Could you copy every line from the material below in which "Genes" appears?

Exercise materials Start Marker

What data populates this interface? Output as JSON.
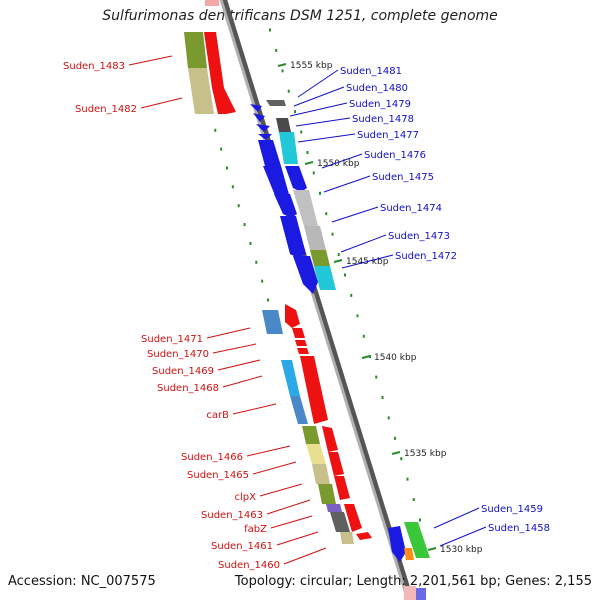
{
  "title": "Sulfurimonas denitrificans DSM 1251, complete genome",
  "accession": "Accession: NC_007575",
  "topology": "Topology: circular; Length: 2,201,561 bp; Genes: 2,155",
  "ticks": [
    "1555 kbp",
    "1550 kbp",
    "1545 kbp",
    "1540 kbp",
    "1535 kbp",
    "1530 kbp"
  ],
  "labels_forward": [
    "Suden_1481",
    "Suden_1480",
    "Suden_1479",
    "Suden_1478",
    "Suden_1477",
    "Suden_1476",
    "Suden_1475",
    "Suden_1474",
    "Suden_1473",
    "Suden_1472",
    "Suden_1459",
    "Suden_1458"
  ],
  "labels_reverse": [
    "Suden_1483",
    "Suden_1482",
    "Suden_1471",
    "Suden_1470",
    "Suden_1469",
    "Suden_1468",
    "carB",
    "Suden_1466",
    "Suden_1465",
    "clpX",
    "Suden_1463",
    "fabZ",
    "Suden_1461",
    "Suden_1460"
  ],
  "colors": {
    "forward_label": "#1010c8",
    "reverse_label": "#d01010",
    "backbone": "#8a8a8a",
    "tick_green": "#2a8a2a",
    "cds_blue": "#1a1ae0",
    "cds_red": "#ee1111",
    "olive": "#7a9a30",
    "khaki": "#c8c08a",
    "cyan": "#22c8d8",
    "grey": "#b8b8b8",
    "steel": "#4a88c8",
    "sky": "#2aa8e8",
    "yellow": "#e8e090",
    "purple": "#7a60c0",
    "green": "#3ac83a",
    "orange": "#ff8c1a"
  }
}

Exercise materials End Marker
Exercise materials Start Marker

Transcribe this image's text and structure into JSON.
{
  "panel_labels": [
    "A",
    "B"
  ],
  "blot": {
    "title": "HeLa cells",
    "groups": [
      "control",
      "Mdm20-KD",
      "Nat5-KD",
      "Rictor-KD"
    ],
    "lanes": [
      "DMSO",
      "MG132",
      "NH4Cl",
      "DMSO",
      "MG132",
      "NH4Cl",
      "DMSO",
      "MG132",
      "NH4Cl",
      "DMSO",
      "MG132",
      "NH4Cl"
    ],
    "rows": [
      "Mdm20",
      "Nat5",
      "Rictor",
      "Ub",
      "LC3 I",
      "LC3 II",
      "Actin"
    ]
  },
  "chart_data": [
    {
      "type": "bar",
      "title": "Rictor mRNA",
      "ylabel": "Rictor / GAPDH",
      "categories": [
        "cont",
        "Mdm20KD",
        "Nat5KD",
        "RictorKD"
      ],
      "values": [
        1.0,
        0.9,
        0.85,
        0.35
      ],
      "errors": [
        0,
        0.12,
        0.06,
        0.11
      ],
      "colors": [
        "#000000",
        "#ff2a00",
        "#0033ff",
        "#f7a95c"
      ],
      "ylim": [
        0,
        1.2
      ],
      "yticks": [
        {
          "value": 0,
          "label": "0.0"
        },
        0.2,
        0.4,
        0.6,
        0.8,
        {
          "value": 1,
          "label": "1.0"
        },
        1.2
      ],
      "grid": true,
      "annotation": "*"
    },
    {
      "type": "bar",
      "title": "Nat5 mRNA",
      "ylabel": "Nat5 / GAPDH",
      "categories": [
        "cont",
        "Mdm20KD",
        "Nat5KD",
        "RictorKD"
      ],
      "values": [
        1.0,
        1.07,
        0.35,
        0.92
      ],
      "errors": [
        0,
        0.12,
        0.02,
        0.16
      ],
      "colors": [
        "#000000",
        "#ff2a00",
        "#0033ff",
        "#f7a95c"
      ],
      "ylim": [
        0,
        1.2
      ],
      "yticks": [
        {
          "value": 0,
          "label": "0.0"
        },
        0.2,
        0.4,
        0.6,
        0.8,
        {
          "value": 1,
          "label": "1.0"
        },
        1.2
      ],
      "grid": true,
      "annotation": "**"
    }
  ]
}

Exercise materials End Marker
Exercise materials Start Marker

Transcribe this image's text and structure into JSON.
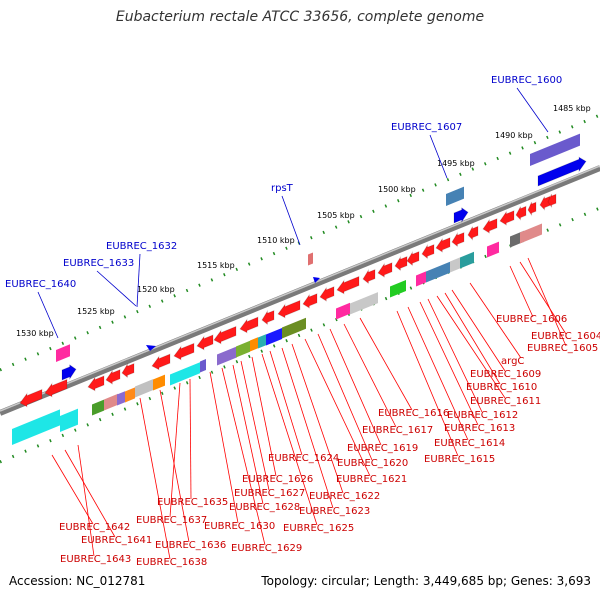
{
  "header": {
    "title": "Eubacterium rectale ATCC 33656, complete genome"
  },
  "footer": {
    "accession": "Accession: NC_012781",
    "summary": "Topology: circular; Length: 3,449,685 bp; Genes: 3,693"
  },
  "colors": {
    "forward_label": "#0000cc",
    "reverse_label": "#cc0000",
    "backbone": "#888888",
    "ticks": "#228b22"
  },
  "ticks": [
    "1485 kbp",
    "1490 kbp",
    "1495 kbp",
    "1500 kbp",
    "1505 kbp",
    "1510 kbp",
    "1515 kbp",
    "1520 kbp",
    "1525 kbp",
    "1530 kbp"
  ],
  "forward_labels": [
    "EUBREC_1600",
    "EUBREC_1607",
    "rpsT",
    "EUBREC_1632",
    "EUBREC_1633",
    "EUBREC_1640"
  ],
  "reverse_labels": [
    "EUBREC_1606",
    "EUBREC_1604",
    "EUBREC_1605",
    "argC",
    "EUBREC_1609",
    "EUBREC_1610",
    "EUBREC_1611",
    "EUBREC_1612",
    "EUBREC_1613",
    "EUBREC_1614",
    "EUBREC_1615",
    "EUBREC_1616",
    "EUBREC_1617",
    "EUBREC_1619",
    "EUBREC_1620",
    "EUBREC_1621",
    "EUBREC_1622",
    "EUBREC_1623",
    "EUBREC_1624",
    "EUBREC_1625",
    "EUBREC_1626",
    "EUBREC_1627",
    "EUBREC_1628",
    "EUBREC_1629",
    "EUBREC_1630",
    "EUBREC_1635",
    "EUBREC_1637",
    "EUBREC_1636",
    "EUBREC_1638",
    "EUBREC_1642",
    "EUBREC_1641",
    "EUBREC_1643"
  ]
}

Exercise materials End Marker

Result of this task
  "topology": "Topology: circular; Length: 2,201,561 bp; Genes: 2,155",
    "summary": "Topology: circular; Length: 3,449,685 bp; Genes: 3,693"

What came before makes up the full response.